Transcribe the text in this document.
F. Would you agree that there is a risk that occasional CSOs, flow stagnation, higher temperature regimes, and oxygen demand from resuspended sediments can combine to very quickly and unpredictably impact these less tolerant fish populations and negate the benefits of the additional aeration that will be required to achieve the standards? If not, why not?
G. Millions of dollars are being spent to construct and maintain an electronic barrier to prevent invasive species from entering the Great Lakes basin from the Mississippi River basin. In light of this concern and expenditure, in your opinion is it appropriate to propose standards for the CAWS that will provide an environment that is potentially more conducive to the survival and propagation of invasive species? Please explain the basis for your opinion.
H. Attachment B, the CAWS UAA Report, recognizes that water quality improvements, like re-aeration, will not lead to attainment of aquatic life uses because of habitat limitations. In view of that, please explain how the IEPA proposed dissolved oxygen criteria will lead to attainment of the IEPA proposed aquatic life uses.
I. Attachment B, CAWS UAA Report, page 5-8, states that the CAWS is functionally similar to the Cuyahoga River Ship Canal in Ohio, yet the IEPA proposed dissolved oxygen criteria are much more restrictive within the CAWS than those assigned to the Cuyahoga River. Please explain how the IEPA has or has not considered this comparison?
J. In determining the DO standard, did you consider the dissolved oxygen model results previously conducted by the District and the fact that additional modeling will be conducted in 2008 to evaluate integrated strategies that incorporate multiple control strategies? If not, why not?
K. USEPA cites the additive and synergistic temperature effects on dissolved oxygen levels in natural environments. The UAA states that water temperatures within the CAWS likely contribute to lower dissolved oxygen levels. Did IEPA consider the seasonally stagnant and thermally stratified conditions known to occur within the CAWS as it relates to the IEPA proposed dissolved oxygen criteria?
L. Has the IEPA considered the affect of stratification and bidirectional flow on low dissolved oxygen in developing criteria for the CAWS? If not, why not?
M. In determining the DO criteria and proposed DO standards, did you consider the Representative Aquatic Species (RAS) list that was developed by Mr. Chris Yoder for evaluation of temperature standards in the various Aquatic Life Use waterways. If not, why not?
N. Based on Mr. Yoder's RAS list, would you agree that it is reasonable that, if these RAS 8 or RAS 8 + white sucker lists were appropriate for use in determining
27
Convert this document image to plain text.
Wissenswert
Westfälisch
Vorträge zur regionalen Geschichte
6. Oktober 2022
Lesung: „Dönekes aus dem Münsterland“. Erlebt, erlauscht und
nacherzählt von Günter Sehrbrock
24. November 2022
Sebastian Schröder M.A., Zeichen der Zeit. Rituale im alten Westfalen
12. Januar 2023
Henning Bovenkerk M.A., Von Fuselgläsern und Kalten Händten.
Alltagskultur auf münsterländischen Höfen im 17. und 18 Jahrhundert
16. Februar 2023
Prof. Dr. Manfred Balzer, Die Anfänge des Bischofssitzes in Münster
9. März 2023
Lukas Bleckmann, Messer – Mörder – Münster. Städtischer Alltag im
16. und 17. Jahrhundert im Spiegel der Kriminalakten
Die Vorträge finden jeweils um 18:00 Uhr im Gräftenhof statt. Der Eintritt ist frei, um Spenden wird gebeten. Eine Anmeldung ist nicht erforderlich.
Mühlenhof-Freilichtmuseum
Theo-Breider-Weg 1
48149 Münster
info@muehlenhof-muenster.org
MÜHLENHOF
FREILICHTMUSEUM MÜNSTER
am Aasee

Short exercise: Each line in the material above must be retyped without alteration.

Complete output:
Transcribe the text in this document.
F. Would you agree that there is a risk that occasional CSOs, flow stagnation, higher temperature regimes, and oxygen demand from resuspended sediments can combine to very quickly and unpredictably impact these less tolerant fish populations and negate the benefits of the additional aeration that will be required to achieve the standards? If not, why not?
G. Millions of dollars are being spent to construct and maintain an electronic barrier to prevent invasive species from entering the Great Lakes basin from the Mississippi River basin. In light of this concern and expenditure, in your opinion is it appropriate to propose standards for the CAWS that will provide an environment that is potentially more conducive to the survival and propagation of invasive species? Please explain the basis for your opinion.
H. Attachment B, the CAWS UAA Report, recognizes that water quality improvements, like re-aeration, will not lead to attainment of aquatic life uses because of habitat limitations. In view of that, please explain how the IEPA proposed dissolved oxygen criteria will lead to attainment of the IEPA proposed aquatic life uses.
I. Attachment B, CAWS UAA Report, page 5-8, states that the CAWS is functionally similar to the Cuyahoga River Ship Canal in Ohio, yet the IEPA proposed dissolved oxygen criteria are much more restrictive within the CAWS than those assigned to the Cuyahoga River. Please explain how the IEPA has or has not considered this comparison?
J. In determining the DO standard, did you consider the dissolved oxygen model results previously conducted by the District and the fact that additional modeling will be conducted in 2008 to evaluate integrated strategies that incorporate multiple control strategies? If not, why not?
K. USEPA cites the additive and synergistic temperature effects on dissolved oxygen levels in natural environments. The UAA states that water temperatures within the CAWS likely contribute to lower dissolved oxygen levels. Did IEPA consider the seasonally stagnant and thermally stratified conditions known to occur within the CAWS as it relates to the IEPA proposed dissolved oxygen criteria?
L. Has the IEPA considered the affect of stratification and bidirectional flow on low dissolved oxygen in developing criteria for the CAWS? If not, why not?
M. In determining the DO criteria and proposed DO standards, did you consider the Representative Aquatic Species (RAS) list that was developed by Mr. Chris Yoder for evaluation of temperature standards in the various Aquatic Life Use waterways. If not, why not?
N. Based on Mr. Yoder's RAS list, would you agree that it is reasonable that, if these RAS 8 or RAS 8 + white sucker lists were appropriate for use in determining
27
Convert this document image to plain text.
Wissenswert
Westfälisch
Vorträge zur regionalen Geschichte
6. Oktober 2022
Lesung: „Dönekes aus dem Münsterland“. Erlebt, erlauscht und
nacherzählt von Günter Sehrbrock
24. November 2022
Sebastian Schröder M.A., Zeichen der Zeit. Rituale im alten Westfalen
12. Januar 2023
Henning Bovenkerk M.A., Von Fuselgläsern und Kalten Händten.
Alltagskultur auf münsterländischen Höfen im 17. und 18 Jahrhundert
16. Februar 2023
Prof. Dr. Manfred Balzer, Die Anfänge des Bischofssitzes in Münster
9. März 2023
Lukas Bleckmann, Messer – Mörder – Münster. Städtischer Alltag im
16. und 17. Jahrhundert im Spiegel der Kriminalakten
Die Vorträge finden jeweils um 18:00 Uhr im Gräftenhof statt. Der Eintritt ist frei, um Spenden wird gebeten. Eine Anmeldung ist nicht erforderlich.
Mühlenhof-Freilichtmuseum
Theo-Breider-Weg 1
48149 Münster
info@muehlenhof-muenster.org
MÜHLENHOF
FREILICHTMUSEUM MÜNSTER
am Aasee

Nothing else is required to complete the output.